Stated problem 1:
Condense the paragraph of the blog page that begins "As I noted on my InfoQ post" into two short sentences, keeping its main facts.

== Text segment

Thursday, July 22, 2010

New blog style

References

After having used Blogger's default rounded corner template for a while, I thought I'd try something different. And having worked around the pathetic you-must-use-an-exact-pixel-count-for-the-widths that Blogger enforced on you, my writing now naturally flows over the page and down the side.

Let me know what you think in the comments.

Eclipse and Java 6u21 issue rolled back

References

As I noted on my InfoQ post on the subject, the issue regarding the vendor name in the Java DLL has been resolved. However, until a new build of 6u21 is available, you'll have to workaround by following the FAQ to add the permgen flags yourself, or downgrade to 6u20 in the interim.

Monday, July 19, 2010

Compression and MacZFS

References

It's been a while since I last wrote anything about ZFS (well, OK, four months) but that doesn't mean it's out of mind. Unfortunately, other things have come up recently which have taken my attention away from doing much open-source work; but recently, I managed to fix the networking in my office so that I can get up to speed again.

====

Stated problem 2:
Find every line in the records that contains the string "separator", matching case exactly, and copy each of those lines in full.

== Input

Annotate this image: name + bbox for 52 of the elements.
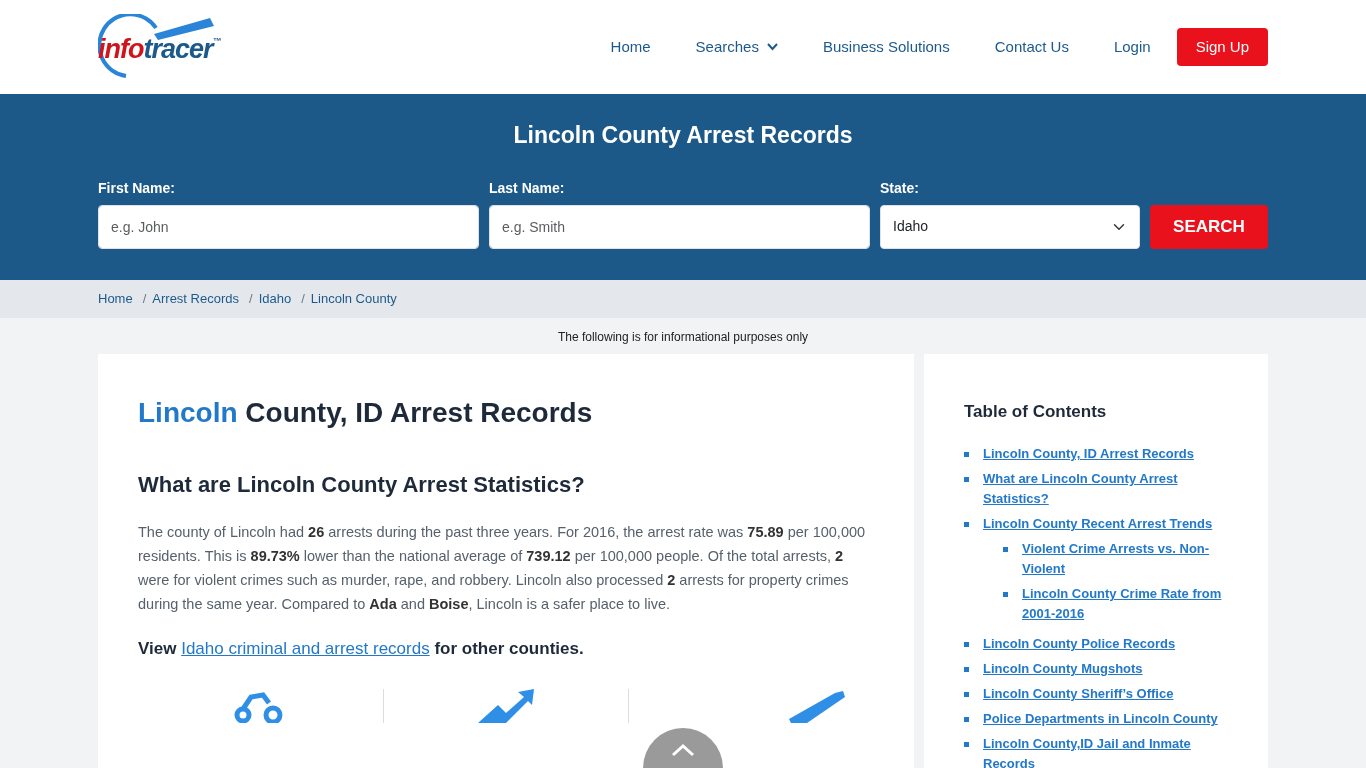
bullet-icon (1003, 547, 1008, 553)
bullet-icon (964, 667, 969, 673)
nav-link[interactable]: Home (610, 35, 651, 59)
nav-link[interactable]: Business Solutions (822, 35, 950, 59)
breadcrumb-separator: / (249, 290, 253, 309)
field-label: First Name: (98, 178, 177, 198)
bullet-icon (1003, 592, 1008, 598)
section-heading: What are Lincoln County Arrest Statistics? (138, 471, 586, 498)
bullet-icon (964, 742, 969, 748)
contents-link[interactable]: Lincoln County Crime Rate from 2001-2016 (1022, 584, 1228, 625)
bullet-icon (964, 642, 969, 648)
article-title: Lincoln County, ID Arrest Records (138, 396, 594, 430)
chevron-up-icon (670, 742, 696, 758)
breadcrumb-link[interactable]: Home (98, 289, 133, 309)
contents-link[interactable]: Lincoln County,ID Jail and Inmate Records (983, 734, 1228, 768)
state-select[interactable]: Idaho (880, 204, 1140, 249)
breadcrumb-separator: / (301, 290, 305, 309)
contents-link[interactable]: What are Lincoln County Arrest Statistics? (983, 469, 1228, 510)
field-label: State: (880, 178, 920, 198)
page-banner-title: Lincoln County Arrest Records (512, 121, 854, 150)
statistics-paragraph: The county of Lincoln had 26 arrests during the past three years. For 2016, the arrest rate was 75.89 per 100,000 residents. This is 89.73% lower than the national average of 739.12 per 100,000 people. Of the total arrests, 2 were for violent crimes such as murder, rape, and robbery. Lincoln also processed 2 arrests for property crimes during the same year. Compared to Ada and Boise, Lincoln is a safer place to live. (138, 523, 867, 614)
view-text: View (138, 639, 177, 658)
bullet-icon (964, 717, 969, 723)
gun-icon (786, 689, 847, 724)
sign-up-button[interactable]: Sign Up (1176, 27, 1268, 67)
contents-link[interactable]: Lincoln County, ID Arrest Records (983, 444, 1194, 465)
contents-link[interactable]: Violent Crime Arrests vs. Non-Violent (1022, 539, 1228, 580)
caret-icon (766, 43, 778, 51)
state-records-link[interactable]: Idaho criminal and arrest records (181, 639, 430, 658)
breadcrumb-link[interactable]: Arrest Records (152, 289, 239, 309)
nav-link[interactable]: Login (1113, 35, 1151, 59)
contents-link[interactable]: Lincoln County Police Records (983, 634, 1176, 655)
input-field[interactable]: e.g. John (98, 204, 479, 249)
view-text: for other counties. (434, 639, 584, 658)
input-field[interactable]: e.g. Smith (489, 204, 870, 249)
contents-link[interactable]: Lincoln County Recent Arrest Trends (983, 514, 1228, 535)
breadcrumb-separator: / (142, 290, 147, 309)
contents-link[interactable]: Lincoln County Sheriff’s Office (983, 684, 1174, 705)
breadcrumb-link[interactable]: Lincoln County (310, 289, 397, 309)
contents-link[interactable]: Lincoln County Mugshots (983, 659, 1143, 680)
nav-dropdown[interactable]: Searches (695, 35, 778, 59)
search-button[interactable]: SEARCH (1150, 204, 1268, 249)
disclaimer-text: The following is for informational purposes only (556, 329, 810, 346)
nav-link[interactable]: Contact Us (994, 35, 1069, 59)
field-label: Last Name: (489, 178, 566, 198)
bullet-icon (964, 522, 969, 528)
bullet-icon (964, 477, 969, 483)
contents-link[interactable]: Police Departments in Lincoln County (983, 709, 1218, 730)
contents-title: Table of Contents (964, 402, 1108, 423)
bullet-icon (964, 452, 969, 458)
bullet-icon (964, 692, 969, 698)
breadcrumb-link[interactable]: Idaho (258, 289, 292, 309)
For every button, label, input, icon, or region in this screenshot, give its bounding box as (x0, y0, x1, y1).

====

Correct output 1:
The vendor-name issue in the Java DLL has been resolved, as noted on InfoQ. Until a new 6u21 build is available, add the permgen flags yourself by following the FAQ or downgrade to 6u20 in the meantime.

Correct output 2:
breadcrumb-separator: / (249, 290, 253, 309)
breadcrumb-separator: / (301, 290, 305, 309)
breadcrumb-separator: / (142, 290, 147, 309)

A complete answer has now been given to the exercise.